Material provided ->
**********

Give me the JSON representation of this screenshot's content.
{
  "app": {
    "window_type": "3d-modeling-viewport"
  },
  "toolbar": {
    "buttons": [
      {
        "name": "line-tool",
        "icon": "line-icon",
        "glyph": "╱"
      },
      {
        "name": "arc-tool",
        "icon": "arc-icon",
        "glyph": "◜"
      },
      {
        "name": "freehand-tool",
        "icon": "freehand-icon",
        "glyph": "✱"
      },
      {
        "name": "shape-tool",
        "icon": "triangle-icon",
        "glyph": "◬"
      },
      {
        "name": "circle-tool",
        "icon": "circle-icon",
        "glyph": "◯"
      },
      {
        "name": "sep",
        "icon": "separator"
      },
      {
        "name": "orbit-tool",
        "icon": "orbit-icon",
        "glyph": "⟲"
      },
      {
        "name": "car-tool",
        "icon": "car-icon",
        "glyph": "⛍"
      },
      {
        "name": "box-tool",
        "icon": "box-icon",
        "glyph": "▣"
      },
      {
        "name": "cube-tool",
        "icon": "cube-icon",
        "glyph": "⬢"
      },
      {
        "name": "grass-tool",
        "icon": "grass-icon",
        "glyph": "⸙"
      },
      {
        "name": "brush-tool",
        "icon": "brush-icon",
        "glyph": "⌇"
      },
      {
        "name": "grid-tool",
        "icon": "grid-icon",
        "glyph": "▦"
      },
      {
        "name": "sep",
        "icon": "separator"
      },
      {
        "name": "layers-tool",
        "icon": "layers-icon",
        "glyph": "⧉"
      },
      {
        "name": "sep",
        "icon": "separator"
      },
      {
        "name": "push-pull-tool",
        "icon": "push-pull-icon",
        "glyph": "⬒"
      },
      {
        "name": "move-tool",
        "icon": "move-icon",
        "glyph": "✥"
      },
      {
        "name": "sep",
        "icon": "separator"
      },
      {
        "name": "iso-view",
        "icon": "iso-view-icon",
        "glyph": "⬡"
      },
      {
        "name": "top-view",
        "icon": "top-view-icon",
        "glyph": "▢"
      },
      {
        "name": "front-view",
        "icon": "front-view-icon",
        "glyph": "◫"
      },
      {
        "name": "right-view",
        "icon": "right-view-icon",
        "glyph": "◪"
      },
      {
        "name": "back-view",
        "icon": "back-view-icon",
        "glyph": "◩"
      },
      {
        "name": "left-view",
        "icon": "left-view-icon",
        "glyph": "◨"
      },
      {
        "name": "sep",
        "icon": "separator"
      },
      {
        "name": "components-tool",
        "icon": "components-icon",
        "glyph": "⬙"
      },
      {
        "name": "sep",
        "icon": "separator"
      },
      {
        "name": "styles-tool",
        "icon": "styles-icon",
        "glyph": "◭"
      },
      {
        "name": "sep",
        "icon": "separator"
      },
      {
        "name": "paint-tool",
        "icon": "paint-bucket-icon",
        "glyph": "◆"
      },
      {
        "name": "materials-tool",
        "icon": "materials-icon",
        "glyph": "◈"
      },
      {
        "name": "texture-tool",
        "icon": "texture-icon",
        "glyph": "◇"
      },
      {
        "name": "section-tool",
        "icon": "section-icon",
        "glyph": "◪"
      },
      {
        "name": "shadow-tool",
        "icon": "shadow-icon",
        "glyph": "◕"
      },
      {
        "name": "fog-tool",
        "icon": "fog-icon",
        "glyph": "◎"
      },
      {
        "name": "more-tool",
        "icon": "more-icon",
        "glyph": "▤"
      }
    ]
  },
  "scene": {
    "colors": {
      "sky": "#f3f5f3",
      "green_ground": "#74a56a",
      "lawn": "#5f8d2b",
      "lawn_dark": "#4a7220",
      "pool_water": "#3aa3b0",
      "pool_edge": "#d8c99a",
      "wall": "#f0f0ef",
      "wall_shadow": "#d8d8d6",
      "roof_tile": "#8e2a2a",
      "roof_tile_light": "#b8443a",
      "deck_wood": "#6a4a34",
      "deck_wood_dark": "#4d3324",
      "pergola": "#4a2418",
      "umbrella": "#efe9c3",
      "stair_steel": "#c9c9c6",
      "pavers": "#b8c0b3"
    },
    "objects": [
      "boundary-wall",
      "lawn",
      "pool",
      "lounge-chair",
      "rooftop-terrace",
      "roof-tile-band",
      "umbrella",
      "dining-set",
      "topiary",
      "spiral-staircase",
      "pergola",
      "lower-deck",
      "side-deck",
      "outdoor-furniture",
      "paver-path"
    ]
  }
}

**********

Directions ->
Extract the full listing above without altering anything.

Final result ->
Give me the JSON representation of this screenshot's content.
{
  "app": {
    "window_type": "3d-modeling-viewport"
  },
  "toolbar": {
    "buttons": [
      {
        "name": "line-tool",
        "icon": "line-icon",
        "glyph": "╱"
      },
      {
        "name": "arc-tool",
        "icon": "arc-icon",
        "glyph": "◜"
      },
      {
        "name": "freehand-tool",
        "icon": "freehand-icon",
        "glyph": "✱"
      },
      {
        "name": "shape-tool",
        "icon": "triangle-icon",
        "glyph": "◬"
      },
      {
        "name": "circle-tool",
        "icon": "circle-icon",
        "glyph": "◯"
      },
      {
        "name": "sep",
        "icon": "separator"
      },
      {
        "name": "orbit-tool",
        "icon": "orbit-icon",
        "glyph": "⟲"
      },
      {
        "name": "car-tool",
        "icon": "car-icon",
        "glyph": "⛍"
      },
      {
        "name": "box-tool",
        "icon": "box-icon",
        "glyph": "▣"
      },
      {
        "name": "cube-tool",
        "icon": "cube-icon",
        "glyph": "⬢"
      },
      {
        "name": "grass-tool",
        "icon": "grass-icon",
        "glyph": "⸙"
      },
      {
        "name": "brush-tool",
        "icon": "brush-icon",
        "glyph": "⌇"
      },
      {
        "name": "grid-tool",
        "icon": "grid-icon",
        "glyph": "▦"
      },
      {
        "name": "sep",
        "icon": "separator"
      },
      {
        "name": "layers-tool",
        "icon": "layers-icon",
        "glyph": "⧉"
      },
      {
        "name": "sep",
        "icon": "separator"
      },
      {
        "name": "push-pull-tool",
        "icon": "push-pull-icon",
        "glyph": "⬒"
      },
      {
        "name": "move-tool",
        "icon": "move-icon",
        "glyph": "✥"
      },
      {
        "name": "sep",
        "icon": "separator"
      },
      {
        "name": "iso-view",
        "icon": "iso-view-icon",
        "glyph": "⬡"
      },
      {
        "name": "top-view",
        "icon": "top-view-icon",
        "glyph": "▢"
      },
      {
        "name": "front-view",
        "icon": "front-view-icon",
        "glyph": "◫"
      },
      {
        "name": "right-view",
        "icon": "right-view-icon",
        "glyph": "◪"
      },
      {
        "name": "back-view",
        "icon": "back-view-icon",
        "glyph": "◩"
      },
      {
        "name": "left-view",
        "icon": "left-view-icon",
        "glyph": "◨"
      },
      {
        "name": "sep",
        "icon": "separator"
      },
      {
        "name": "components-tool",
        "icon": "components-icon",
        "glyph": "⬙"
      },
      {
        "name": "sep",
        "icon": "separator"
      },
      {
        "name": "styles-tool",
        "icon": "styles-icon",
        "glyph": "◭"
      },
      {
        "name": "sep",
        "icon": "separator"
      },
      {
        "name": "paint-tool",
        "icon": "paint-bucket-icon",
        "glyph": "◆"
      },
      {
        "name": "materials-tool",
        "icon": "materials-icon",
        "glyph": "◈"
      },
      {
        "name": "texture-tool",
        "icon": "texture-icon",
        "glyph": "◇"
      },
      {
        "name": "section-tool",
        "icon": "section-icon",
        "glyph": "◪"
      },
      {
        "name": "shadow-tool",
        "icon": "shadow-icon",
        "glyph": "◕"
      },
      {
        "name": "fog-tool",
        "icon": "fog-icon",
        "glyph": "◎"
      },
      {
        "name": "more-tool",
        "icon": "more-icon",
        "glyph": "▤"
      }
    ]
  },
  "scene": {
    "colors": {
      "sky": "#f3f5f3",
      "green_ground": "#74a56a",
      "lawn": "#5f8d2b",
      "lawn_dark": "#4a7220",
      "pool_water": "#3aa3b0",
      "pool_edge": "#d8c99a",
      "wall": "#f0f0ef",
      "wall_shadow": "#d8d8d6",
      "roof_tile": "#8e2a2a",
      "roof_tile_light": "#b8443a",
      "deck_wood": "#6a4a34",
      "deck_wood_dark": "#4d3324",
      "pergola": "#4a2418",
      "umbrella": "#efe9c3",
      "stair_steel": "#c9c9c6",
      "pavers": "#b8c0b3"
    },
    "objects": [
      "boundary-wall",
      "lawn",
      "pool",
      "lounge-chair",
      "rooftop-terrace",
      "roof-tile-band",
      "umbrella",
      "dining-set",
      "topiary",
      "spiral-staircase",
      "pergola",
      "lower-deck",
      "side-deck",
      "outdoor-furniture",
      "paver-path"
    ]
  }
}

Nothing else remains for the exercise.